◆ **読む文章**:
---
アゴが痛い・カクカクなる

顎関節症(がくかんせつしょう)の患者さんは多いですか?

食いしばり、噛みしめからくる顎関節症が多いですね。
その場合はナイトガードというマウスピースの処方がすごく多いですね。
保険診療で1週間もあれば出来ますし、急げば翌日渡せる場合もあります。
歯ぎしり食いしばりは、日中は意識すれば何とか防げますが、夜は無意識なので防げないですよね。

自分で「私、食いしばっていますか?」「歯ぎしりしていますか?」とくる方はいるのですか?

いないですね。
「家族から指摘されて」「歯ぎしりがうるさい」という理由で来る方が多いです。
また「朝起きた時にアゴが痛い」からネットで調べたら、「歯ぎしり食いしばりが原因」と出たからと「そうかもしれない」とくる方もいます。

何はともあれ、ご自身がネットで調べてくる方が多いんですね。

今「わからないから全部先生にお任せで」という方は、ここらへんにはいないです。(笑)

顎関節症とは?

顎関節(がくかんせつ)は、口を開け閉めする時に使う関節で耳の穴の前あたりにあります。

顎関節症は、この部分が「痛い」「大きな口を開けられない」「口の開け閉めがスムーズにできない」「カクカク・バキッ・ザリザリ・ミシミシという音がする」などが主な症状です。
発症する割合は女性の方が多く、男性の約2~4倍といわれています。

顎関節症の副症状には、頭痛、肩こり、めまい、耳詰まり、鼻詰まり、首の痛み、食いしばりがあります。
---
◆ **抜き出した項目**:
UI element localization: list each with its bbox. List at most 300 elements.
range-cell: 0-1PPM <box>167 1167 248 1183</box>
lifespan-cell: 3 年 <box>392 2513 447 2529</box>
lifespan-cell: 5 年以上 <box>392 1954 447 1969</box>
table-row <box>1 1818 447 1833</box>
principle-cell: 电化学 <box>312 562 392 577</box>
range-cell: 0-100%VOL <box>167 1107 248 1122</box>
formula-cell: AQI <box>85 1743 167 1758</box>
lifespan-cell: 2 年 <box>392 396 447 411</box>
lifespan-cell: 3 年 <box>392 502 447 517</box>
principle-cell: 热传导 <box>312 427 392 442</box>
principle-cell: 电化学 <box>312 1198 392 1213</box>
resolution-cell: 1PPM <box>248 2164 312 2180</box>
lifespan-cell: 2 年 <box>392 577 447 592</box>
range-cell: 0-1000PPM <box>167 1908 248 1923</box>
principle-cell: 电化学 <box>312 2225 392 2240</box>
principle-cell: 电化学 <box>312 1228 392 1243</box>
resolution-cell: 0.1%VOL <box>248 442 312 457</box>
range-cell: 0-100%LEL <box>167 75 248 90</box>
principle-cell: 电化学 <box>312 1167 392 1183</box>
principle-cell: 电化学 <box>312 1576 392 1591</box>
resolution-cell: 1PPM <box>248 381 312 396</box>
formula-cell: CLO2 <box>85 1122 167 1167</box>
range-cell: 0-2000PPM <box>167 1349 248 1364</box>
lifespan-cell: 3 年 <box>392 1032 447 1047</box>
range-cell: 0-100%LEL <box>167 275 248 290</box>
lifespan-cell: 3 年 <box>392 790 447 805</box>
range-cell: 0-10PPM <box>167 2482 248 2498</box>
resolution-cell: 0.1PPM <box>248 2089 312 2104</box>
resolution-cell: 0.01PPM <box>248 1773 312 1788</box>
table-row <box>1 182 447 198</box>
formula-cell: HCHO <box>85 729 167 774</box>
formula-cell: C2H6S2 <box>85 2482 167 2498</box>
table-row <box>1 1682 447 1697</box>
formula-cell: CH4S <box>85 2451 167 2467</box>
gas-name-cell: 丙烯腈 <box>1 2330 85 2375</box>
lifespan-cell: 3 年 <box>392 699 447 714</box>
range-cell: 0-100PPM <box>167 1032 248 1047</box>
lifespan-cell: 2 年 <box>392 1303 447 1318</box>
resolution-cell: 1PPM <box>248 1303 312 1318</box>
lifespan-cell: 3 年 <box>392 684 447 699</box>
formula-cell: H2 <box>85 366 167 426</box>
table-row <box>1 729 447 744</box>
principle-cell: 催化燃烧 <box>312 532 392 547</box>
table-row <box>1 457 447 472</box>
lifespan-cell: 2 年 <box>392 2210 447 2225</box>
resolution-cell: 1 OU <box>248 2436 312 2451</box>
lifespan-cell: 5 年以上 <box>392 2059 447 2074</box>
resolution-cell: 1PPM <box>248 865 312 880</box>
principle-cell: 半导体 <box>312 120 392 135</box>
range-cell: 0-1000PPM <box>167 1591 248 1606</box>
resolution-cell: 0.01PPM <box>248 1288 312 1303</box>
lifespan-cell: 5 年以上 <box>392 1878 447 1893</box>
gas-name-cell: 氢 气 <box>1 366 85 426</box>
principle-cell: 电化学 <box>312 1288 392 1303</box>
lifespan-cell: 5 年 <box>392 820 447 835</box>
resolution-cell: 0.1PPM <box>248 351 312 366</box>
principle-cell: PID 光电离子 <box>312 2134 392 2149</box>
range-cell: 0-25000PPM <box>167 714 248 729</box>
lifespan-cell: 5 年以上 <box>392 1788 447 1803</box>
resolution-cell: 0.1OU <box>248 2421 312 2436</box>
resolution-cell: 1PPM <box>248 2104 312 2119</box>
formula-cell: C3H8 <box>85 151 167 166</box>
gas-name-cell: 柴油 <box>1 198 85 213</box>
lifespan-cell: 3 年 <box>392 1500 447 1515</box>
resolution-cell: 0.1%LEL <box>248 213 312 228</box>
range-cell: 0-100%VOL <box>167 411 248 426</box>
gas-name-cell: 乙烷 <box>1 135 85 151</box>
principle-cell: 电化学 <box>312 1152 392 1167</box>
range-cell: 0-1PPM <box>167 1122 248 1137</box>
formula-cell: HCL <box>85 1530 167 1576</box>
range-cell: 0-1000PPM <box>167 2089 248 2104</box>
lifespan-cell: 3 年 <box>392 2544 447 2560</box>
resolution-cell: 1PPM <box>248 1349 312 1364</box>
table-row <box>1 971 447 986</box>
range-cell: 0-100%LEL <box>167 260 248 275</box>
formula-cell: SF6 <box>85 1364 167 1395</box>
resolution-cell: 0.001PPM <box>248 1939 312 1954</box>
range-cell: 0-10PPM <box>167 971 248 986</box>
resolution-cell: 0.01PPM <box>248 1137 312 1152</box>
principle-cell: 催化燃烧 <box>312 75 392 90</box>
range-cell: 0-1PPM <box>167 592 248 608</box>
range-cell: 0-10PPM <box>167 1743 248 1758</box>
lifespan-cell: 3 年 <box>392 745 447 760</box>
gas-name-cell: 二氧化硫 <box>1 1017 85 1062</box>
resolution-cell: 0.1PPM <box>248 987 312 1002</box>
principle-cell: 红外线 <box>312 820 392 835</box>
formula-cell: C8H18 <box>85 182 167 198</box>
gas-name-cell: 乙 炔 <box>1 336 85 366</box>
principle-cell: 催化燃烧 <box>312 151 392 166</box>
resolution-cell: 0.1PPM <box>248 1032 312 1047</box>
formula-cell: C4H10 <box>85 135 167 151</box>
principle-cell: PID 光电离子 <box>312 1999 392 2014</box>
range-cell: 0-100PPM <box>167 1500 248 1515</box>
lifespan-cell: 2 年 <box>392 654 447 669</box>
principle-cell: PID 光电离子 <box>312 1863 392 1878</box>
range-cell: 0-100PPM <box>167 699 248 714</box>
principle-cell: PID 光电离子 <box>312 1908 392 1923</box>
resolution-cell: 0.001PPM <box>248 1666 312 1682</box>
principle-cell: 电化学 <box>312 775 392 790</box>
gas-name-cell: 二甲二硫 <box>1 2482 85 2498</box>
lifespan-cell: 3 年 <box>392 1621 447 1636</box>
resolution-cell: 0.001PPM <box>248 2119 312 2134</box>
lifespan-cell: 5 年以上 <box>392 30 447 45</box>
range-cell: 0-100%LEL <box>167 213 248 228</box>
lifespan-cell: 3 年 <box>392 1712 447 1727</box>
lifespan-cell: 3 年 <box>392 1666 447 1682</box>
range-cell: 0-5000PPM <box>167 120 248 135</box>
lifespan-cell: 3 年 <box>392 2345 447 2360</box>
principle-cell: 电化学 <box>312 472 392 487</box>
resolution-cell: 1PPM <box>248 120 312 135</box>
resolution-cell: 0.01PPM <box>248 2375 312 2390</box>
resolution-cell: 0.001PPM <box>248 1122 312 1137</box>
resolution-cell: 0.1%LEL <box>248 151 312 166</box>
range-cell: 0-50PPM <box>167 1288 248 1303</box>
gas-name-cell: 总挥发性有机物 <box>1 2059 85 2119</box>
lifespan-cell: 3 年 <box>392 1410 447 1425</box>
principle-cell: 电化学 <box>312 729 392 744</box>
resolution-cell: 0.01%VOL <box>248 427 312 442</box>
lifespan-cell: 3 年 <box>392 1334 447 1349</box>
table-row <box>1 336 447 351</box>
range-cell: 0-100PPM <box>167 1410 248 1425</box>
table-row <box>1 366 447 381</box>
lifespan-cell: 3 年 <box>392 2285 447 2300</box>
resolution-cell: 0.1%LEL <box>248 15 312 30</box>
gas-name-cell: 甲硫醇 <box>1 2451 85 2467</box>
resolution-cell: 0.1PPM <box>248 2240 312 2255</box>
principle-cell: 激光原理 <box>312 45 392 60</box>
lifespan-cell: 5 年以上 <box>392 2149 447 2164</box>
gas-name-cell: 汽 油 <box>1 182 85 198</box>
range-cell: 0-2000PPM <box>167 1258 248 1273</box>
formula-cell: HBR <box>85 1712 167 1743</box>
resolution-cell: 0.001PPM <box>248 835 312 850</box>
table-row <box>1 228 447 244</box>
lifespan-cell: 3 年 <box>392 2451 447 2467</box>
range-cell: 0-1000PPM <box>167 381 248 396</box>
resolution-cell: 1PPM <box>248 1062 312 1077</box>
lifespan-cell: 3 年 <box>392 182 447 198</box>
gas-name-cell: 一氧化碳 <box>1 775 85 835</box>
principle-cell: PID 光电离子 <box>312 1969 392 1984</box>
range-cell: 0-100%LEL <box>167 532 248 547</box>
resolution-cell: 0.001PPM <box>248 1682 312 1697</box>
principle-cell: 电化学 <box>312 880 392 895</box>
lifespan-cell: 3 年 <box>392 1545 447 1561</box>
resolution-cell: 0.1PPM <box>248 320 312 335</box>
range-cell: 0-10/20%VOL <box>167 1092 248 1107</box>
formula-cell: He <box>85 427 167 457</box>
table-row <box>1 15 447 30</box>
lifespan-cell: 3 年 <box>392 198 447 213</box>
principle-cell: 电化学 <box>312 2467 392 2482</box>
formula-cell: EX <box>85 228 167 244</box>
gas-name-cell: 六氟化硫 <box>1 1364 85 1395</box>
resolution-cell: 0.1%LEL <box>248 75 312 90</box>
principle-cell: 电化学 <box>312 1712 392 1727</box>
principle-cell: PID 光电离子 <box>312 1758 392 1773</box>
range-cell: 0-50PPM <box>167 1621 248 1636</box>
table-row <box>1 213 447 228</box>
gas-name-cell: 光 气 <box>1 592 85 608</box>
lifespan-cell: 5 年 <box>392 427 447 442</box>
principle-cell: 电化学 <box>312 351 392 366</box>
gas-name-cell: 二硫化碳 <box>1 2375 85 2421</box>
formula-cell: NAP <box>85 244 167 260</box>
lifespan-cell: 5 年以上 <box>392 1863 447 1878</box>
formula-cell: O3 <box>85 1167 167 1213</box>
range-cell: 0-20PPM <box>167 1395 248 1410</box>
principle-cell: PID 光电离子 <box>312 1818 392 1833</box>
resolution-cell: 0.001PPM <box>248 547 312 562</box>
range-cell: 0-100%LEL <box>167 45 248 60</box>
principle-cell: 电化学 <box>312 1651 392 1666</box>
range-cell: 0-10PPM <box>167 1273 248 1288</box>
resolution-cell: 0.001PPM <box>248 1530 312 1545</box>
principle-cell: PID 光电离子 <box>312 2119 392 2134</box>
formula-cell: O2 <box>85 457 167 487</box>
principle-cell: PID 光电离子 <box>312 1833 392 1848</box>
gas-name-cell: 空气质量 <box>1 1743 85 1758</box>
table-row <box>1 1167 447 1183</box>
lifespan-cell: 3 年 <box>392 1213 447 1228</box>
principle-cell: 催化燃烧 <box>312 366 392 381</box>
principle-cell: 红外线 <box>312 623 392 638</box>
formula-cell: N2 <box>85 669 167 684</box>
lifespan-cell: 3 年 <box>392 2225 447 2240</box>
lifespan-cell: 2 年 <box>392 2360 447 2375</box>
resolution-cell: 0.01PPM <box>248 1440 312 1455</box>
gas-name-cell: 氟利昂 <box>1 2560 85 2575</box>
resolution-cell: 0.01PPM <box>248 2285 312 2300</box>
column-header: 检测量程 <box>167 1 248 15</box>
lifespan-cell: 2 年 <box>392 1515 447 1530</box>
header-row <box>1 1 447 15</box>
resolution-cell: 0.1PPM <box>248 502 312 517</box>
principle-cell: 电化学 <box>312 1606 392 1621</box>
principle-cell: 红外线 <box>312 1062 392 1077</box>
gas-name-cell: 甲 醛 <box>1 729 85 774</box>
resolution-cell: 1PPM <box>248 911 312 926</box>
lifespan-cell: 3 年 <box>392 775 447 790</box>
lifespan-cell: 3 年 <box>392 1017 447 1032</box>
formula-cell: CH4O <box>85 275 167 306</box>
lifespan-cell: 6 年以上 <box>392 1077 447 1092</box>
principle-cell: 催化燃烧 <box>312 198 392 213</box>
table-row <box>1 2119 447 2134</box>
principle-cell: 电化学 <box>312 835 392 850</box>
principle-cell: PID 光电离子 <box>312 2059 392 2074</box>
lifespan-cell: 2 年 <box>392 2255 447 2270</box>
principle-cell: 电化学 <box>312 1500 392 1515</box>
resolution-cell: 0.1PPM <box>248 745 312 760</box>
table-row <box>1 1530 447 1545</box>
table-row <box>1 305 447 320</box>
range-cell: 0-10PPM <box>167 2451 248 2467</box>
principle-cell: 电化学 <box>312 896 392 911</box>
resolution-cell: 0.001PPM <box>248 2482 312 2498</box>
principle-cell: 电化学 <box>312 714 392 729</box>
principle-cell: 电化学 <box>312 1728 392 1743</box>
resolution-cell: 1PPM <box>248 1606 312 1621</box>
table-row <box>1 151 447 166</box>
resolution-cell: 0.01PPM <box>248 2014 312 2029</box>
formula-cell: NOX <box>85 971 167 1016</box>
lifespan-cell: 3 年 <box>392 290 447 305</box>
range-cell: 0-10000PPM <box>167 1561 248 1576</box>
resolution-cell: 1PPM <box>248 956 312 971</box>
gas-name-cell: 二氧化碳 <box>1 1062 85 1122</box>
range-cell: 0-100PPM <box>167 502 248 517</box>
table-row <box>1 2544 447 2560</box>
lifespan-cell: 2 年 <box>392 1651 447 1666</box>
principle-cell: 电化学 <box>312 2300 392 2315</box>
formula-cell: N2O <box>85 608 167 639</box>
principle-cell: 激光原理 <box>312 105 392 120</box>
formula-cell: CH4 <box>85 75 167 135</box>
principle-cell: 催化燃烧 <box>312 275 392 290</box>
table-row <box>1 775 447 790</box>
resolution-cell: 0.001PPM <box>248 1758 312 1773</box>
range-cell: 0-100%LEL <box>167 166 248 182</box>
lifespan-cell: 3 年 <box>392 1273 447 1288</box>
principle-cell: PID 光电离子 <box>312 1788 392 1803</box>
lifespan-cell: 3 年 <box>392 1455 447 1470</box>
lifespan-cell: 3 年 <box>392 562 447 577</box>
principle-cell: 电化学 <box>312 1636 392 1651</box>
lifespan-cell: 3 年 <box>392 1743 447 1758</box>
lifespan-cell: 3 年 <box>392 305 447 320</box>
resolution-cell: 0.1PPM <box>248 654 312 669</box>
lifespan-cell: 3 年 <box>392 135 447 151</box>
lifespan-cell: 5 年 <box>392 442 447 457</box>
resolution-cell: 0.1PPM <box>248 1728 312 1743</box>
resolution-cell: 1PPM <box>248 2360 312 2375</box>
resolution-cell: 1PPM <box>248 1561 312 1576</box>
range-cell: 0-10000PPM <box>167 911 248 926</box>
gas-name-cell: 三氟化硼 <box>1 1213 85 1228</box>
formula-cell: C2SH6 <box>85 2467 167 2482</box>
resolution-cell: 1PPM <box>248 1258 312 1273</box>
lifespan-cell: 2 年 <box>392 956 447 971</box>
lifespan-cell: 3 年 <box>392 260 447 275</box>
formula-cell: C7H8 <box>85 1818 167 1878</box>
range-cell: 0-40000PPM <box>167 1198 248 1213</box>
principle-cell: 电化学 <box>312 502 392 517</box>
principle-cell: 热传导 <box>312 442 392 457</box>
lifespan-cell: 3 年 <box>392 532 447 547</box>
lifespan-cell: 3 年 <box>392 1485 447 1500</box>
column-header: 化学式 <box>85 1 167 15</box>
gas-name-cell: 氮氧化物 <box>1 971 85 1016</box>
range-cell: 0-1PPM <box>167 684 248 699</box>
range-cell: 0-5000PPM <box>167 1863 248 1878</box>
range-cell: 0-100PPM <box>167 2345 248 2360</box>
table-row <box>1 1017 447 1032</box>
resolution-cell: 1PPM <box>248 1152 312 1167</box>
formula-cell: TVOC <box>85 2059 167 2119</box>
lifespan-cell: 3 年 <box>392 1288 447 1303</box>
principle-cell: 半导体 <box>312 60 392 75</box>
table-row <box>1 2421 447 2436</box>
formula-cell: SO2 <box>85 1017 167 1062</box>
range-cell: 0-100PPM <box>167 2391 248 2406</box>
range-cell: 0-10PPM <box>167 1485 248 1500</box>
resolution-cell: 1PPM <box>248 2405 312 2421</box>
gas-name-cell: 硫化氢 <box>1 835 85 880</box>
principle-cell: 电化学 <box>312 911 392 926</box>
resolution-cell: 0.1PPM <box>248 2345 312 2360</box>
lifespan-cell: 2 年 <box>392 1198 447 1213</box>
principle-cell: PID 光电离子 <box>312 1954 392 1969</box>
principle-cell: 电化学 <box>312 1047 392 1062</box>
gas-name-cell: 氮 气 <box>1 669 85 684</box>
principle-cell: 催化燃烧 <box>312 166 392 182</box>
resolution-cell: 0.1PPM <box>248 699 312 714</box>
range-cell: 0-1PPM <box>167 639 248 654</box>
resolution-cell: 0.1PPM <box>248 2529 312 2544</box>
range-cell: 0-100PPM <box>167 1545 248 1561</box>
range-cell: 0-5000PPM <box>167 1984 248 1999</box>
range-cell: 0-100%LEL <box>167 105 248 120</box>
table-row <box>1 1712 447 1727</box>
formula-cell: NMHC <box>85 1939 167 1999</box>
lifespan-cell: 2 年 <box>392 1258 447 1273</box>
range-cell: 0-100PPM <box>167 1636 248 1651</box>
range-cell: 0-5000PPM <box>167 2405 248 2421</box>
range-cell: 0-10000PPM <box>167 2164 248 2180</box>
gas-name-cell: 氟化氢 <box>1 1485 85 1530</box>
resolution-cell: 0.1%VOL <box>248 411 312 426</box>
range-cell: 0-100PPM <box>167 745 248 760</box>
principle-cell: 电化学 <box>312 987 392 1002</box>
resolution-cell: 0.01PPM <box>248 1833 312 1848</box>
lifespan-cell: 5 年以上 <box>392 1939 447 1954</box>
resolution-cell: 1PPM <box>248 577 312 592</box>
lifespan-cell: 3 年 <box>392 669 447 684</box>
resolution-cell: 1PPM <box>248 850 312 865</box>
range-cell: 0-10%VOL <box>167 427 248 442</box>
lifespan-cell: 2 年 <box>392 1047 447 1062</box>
---
◆ **やること**: 顎関節症の文章のうち、「自分で「私、食いしばっていま」から「何はともあれ、ご自身がネットで調べてくる方が多いんですね。」までをすべて、一字も変えずに打ち直してください。 答えは文章の中身だけをもとにしてください。

◆ **答え**:
自分で「私、食いしばっていますか?」「歯ぎしりしていますか?」とくる方はいるのですか?

いないですね。
「家族から指摘されて」「歯ぎしりがうるさい」という理由で来る方が多いです。
また「朝起きた時にアゴが痛い」からネットで調べたら、「歯ぎしり食いしばりが原因」と出たからと「そうかもしれない」とくる方もいます。

何はともあれ、ご自身がネットで調べてくる方が多いんですね。